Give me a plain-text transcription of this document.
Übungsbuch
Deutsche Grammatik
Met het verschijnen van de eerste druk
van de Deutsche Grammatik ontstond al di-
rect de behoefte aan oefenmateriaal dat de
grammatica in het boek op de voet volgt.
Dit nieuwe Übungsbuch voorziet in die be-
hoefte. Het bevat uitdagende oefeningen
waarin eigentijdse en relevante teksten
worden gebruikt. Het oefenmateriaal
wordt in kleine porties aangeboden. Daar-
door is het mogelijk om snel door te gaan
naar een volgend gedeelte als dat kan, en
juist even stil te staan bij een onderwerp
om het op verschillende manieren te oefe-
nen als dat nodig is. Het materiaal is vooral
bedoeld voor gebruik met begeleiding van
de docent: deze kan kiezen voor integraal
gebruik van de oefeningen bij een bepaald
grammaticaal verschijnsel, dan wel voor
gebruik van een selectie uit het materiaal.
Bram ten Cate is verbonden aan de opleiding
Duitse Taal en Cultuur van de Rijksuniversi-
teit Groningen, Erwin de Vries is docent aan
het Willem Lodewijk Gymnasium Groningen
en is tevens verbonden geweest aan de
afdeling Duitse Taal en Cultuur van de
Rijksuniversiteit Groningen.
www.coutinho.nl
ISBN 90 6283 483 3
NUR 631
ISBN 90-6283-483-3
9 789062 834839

--

Work out how many lines in the records above contain the word "Groningen", and give only that number.

3